Find all lines in the listing that include the word "ФИСКАЛЬНОЕ", then copy them.

(Dataset excerpt)
· · · ·
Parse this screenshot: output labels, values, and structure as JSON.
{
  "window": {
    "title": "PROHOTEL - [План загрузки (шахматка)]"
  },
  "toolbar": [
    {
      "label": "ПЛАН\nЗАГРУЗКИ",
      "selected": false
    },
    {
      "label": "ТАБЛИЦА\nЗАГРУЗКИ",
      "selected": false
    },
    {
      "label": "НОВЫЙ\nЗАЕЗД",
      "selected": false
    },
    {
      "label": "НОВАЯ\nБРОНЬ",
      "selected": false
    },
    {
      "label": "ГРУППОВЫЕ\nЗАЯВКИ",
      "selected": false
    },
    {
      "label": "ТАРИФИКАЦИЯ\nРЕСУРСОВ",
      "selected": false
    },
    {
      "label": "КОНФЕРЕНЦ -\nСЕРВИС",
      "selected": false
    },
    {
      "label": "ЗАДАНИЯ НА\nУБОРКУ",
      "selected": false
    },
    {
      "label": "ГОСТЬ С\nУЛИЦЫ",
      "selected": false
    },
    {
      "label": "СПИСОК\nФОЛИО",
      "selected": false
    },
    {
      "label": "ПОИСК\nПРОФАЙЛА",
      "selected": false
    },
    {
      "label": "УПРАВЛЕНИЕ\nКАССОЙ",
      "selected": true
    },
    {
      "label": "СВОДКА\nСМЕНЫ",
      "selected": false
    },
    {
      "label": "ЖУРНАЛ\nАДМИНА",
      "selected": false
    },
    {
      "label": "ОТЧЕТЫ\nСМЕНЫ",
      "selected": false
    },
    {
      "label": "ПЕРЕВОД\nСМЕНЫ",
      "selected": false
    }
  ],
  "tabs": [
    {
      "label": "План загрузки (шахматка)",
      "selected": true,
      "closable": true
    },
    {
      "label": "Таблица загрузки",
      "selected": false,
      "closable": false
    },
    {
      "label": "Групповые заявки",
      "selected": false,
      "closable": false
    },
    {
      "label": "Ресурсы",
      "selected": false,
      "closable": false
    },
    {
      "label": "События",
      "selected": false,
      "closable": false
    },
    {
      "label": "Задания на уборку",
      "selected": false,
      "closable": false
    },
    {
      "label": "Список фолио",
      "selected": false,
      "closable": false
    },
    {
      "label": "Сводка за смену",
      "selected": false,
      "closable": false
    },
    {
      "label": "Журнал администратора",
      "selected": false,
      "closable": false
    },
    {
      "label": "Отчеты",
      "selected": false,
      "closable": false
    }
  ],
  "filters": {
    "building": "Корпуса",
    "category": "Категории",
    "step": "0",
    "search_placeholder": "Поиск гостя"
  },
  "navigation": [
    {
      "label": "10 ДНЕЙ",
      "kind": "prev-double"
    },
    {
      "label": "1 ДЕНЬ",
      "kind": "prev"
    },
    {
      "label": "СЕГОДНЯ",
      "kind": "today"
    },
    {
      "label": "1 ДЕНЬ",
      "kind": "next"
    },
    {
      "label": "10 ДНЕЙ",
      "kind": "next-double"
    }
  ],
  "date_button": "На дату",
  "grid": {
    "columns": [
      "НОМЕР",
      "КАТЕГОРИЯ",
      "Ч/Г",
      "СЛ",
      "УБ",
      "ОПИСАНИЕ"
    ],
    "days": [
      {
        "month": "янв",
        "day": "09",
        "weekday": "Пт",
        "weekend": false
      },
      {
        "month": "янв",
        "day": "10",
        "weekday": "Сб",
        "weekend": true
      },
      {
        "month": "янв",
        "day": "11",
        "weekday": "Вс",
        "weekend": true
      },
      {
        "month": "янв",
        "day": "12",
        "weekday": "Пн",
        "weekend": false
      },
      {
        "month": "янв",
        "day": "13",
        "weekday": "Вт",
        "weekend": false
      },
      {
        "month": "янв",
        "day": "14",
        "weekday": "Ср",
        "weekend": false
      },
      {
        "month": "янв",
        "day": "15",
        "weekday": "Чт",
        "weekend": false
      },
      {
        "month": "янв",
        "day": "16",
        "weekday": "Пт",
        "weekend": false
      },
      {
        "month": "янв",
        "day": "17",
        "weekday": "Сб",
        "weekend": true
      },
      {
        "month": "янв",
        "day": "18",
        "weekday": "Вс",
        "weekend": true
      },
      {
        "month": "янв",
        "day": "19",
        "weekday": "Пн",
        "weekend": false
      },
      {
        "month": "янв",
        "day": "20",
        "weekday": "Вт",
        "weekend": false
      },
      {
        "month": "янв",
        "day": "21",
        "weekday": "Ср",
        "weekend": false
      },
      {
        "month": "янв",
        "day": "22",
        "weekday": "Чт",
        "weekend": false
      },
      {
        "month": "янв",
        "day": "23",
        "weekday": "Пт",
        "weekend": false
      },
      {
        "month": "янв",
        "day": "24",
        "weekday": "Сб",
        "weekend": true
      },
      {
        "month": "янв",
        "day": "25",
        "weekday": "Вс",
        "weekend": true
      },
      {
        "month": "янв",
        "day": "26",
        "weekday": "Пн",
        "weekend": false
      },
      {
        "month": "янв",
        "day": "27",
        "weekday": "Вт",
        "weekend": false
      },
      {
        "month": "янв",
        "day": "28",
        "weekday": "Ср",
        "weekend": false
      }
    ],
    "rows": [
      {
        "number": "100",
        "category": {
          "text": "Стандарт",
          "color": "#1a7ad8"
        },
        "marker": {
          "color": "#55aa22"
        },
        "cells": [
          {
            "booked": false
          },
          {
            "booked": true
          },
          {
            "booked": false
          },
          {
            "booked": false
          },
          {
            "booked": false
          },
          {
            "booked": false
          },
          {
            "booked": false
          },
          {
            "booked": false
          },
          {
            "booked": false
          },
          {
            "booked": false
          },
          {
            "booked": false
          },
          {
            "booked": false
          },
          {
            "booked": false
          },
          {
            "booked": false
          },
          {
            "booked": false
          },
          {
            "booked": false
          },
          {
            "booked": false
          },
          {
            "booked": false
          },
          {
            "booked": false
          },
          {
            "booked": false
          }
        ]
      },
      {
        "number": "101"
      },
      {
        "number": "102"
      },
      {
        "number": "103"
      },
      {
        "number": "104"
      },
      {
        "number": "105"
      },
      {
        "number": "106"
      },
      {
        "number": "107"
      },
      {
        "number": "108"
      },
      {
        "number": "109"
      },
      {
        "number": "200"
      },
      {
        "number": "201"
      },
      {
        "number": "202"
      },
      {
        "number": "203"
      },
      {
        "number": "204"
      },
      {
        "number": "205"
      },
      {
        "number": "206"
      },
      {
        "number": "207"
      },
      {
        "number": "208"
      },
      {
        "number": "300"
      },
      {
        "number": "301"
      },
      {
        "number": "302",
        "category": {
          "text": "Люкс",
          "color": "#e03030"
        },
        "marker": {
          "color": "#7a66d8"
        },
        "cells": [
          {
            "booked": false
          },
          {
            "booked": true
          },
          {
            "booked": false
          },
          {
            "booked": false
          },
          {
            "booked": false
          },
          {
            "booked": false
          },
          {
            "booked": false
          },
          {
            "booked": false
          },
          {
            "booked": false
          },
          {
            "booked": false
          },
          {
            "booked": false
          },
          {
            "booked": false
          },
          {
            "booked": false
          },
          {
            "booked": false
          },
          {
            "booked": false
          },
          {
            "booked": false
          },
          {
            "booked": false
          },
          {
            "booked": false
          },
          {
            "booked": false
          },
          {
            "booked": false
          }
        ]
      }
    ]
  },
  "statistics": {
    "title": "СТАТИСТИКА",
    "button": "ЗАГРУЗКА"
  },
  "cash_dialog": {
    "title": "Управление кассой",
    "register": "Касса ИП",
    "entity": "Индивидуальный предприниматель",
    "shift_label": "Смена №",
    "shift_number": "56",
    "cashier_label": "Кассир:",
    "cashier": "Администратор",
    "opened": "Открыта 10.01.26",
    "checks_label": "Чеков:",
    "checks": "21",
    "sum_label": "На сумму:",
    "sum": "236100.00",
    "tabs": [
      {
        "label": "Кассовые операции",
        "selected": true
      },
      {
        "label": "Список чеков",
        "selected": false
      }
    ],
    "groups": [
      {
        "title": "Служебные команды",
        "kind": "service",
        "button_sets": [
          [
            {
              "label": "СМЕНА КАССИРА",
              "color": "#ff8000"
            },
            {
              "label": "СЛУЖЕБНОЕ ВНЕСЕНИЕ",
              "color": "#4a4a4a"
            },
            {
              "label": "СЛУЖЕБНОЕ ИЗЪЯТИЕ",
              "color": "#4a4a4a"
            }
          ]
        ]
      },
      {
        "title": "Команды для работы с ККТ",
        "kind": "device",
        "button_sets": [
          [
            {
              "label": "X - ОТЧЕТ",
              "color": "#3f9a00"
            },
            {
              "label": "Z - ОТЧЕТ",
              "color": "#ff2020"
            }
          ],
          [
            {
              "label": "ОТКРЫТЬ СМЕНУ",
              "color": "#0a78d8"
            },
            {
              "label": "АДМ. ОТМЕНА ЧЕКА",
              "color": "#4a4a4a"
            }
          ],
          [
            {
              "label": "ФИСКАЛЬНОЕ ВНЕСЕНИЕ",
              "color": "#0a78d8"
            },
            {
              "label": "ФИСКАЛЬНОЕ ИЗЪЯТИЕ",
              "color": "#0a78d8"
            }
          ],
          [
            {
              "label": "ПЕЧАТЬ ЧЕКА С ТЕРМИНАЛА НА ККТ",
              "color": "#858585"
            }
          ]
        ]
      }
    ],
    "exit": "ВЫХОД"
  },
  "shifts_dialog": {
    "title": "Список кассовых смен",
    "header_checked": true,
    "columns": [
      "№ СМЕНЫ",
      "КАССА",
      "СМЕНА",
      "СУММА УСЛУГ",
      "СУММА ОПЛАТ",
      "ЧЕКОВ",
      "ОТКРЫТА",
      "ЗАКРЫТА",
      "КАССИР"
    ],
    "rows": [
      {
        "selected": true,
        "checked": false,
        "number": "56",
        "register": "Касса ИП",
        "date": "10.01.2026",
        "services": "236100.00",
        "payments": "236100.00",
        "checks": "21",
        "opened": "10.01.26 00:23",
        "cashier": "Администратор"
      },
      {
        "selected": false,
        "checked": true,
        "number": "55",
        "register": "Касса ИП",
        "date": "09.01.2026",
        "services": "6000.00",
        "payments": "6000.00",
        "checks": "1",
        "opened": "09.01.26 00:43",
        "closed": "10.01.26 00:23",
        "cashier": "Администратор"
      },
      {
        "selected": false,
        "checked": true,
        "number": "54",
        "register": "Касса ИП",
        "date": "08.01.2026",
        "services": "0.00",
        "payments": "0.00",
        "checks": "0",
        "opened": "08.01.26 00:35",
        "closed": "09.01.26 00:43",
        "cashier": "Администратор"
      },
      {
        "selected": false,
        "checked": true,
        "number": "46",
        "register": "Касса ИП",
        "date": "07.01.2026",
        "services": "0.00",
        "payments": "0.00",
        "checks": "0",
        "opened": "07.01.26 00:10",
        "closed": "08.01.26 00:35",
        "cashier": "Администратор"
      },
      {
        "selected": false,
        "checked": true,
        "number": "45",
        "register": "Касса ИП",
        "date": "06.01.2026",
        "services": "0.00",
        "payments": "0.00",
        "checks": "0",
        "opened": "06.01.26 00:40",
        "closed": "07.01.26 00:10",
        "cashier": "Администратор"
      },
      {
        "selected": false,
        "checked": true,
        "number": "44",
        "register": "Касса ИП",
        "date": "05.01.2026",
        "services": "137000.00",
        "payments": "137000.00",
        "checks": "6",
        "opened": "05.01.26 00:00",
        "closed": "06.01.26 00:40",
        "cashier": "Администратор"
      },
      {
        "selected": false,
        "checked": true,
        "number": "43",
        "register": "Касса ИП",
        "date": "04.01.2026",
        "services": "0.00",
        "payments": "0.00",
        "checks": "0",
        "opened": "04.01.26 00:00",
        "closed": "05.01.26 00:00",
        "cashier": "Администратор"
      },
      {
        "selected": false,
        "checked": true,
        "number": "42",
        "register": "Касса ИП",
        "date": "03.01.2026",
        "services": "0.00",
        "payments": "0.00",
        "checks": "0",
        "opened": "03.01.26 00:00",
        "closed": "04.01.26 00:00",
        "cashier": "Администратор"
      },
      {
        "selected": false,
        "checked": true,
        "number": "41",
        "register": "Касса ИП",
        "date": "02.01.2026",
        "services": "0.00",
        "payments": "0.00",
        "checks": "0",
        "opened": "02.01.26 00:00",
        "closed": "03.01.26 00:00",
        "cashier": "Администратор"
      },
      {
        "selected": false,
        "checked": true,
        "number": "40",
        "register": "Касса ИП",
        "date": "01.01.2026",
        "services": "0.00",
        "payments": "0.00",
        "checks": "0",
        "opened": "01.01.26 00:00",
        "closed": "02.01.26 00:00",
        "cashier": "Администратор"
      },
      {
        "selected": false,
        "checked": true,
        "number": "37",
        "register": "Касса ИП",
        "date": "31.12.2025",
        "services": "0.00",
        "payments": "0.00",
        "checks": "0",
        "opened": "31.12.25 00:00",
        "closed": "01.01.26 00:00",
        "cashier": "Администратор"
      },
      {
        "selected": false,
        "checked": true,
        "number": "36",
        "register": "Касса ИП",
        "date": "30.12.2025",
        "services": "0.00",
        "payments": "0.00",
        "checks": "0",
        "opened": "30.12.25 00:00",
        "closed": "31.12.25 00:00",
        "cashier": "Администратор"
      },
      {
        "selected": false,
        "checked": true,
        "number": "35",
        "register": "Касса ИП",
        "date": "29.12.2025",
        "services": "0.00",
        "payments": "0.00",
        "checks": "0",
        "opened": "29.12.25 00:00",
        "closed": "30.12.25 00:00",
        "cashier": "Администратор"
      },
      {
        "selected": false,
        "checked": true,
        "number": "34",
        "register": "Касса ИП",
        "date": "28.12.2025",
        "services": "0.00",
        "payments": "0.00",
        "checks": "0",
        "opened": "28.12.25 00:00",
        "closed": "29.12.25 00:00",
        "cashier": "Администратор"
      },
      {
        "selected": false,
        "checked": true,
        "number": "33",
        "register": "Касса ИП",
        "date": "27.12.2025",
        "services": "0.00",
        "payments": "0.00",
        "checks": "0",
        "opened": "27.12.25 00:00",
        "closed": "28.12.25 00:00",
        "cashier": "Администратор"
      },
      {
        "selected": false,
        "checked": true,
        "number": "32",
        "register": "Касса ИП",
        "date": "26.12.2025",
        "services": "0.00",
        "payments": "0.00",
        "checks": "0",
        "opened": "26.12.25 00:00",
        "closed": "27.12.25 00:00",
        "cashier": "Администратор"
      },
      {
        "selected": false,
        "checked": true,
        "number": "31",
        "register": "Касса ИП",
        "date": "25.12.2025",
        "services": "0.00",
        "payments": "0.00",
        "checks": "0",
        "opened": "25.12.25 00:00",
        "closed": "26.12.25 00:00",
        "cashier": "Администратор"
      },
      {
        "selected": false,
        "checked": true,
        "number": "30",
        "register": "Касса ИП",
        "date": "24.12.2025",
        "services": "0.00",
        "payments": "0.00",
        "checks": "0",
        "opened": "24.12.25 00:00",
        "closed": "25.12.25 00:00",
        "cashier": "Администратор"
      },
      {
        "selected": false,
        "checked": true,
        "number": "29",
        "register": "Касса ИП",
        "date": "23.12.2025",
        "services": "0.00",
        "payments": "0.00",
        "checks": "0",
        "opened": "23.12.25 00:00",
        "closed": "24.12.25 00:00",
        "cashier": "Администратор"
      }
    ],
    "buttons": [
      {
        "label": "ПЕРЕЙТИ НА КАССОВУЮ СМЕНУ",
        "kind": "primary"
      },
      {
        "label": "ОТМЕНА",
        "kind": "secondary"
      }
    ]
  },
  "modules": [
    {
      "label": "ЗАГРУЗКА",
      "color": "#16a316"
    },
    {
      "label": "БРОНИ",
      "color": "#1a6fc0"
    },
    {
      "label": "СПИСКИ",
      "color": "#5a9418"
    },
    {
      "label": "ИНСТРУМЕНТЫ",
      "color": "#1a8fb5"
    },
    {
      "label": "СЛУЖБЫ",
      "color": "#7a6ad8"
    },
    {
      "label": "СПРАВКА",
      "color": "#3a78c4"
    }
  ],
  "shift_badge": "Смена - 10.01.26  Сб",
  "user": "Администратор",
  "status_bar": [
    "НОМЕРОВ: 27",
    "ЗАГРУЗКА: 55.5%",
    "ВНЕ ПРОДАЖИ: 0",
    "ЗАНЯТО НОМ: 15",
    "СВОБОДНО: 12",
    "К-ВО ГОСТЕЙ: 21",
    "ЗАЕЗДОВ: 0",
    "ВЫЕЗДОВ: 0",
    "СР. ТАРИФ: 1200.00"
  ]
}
· · · ·
ANSWER TO THE PROBLEM:
              "label": "ФИСКАЛЬНОЕ ВНЕСЕНИЕ",
              "label": "ФИСКАЛЬНОЕ ИЗЪЯТИЕ",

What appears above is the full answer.